>> START Exercise data

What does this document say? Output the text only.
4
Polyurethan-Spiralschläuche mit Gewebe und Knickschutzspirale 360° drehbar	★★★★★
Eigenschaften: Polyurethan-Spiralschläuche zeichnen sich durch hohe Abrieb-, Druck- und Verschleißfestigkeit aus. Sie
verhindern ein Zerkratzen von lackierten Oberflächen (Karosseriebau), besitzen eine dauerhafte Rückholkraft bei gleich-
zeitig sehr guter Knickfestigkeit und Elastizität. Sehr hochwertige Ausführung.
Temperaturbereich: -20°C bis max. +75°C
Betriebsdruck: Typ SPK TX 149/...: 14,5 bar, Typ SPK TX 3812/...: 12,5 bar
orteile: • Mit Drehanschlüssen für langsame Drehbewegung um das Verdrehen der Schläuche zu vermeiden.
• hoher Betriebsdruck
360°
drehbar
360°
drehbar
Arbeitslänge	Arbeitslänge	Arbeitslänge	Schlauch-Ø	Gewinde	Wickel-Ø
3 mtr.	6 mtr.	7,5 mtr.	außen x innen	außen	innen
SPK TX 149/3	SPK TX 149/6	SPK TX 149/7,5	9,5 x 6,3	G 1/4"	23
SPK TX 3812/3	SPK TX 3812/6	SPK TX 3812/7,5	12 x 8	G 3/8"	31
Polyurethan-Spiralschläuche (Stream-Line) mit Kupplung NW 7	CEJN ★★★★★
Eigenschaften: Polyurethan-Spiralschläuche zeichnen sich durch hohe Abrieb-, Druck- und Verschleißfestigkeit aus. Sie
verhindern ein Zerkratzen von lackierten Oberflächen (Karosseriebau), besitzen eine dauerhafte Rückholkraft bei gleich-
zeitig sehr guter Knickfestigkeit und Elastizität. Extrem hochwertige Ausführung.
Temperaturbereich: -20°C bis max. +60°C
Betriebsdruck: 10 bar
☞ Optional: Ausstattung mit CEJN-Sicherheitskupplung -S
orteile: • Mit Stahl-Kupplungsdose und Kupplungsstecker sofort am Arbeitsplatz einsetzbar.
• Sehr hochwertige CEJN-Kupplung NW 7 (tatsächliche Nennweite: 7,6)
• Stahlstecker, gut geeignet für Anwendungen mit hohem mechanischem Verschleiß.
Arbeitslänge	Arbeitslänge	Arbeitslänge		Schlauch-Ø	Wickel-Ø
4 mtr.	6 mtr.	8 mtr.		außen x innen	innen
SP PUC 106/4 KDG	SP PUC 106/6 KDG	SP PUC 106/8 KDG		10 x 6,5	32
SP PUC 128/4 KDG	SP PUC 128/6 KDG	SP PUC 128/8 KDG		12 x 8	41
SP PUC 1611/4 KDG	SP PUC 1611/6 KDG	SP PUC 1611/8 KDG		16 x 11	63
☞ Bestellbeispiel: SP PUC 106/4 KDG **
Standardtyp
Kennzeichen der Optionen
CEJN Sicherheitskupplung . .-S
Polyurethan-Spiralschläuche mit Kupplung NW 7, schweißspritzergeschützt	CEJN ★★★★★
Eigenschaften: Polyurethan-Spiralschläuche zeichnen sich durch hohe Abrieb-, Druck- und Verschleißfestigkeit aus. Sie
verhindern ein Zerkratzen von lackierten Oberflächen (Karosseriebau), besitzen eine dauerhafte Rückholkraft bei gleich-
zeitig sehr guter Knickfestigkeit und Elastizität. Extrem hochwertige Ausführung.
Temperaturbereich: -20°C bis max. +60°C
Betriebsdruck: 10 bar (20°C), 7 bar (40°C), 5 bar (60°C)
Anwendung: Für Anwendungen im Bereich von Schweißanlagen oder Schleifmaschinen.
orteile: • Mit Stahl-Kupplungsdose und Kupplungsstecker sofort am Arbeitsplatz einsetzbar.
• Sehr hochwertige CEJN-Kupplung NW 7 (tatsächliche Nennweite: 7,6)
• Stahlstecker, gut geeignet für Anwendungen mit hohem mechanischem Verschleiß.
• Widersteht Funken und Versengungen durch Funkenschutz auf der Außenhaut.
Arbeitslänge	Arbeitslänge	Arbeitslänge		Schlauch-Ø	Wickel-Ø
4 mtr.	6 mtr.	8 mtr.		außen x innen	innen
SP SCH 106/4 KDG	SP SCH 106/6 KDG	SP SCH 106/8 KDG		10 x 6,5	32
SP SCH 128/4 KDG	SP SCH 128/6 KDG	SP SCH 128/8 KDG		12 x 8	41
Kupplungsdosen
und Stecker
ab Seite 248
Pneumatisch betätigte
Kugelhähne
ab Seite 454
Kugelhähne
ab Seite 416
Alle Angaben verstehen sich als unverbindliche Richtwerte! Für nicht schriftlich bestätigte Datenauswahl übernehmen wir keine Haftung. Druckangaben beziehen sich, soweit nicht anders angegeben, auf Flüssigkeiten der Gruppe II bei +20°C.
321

>> END Exercise data

*Problem to work on*.
Show the lines from the data above that contain the string "CEJN".

*Response to this exercise*.
Polyurethan-Spiralschläuche (Stream-Line) mit Kupplung NW 7	CEJN ★★★★★
☞ Optional: Ausstattung mit CEJN-Sicherheitskupplung -S
• Sehr hochwertige CEJN-Kupplung NW 7 (tatsächliche Nennweite: 7,6)
CEJN Sicherheitskupplung . .-S
Polyurethan-Spiralschläuche mit Kupplung NW 7, schweißspritzergeschützt	CEJN ★★★★★
• Sehr hochwertige CEJN-Kupplung NW 7 (tatsächliche Nennweite: 7,6)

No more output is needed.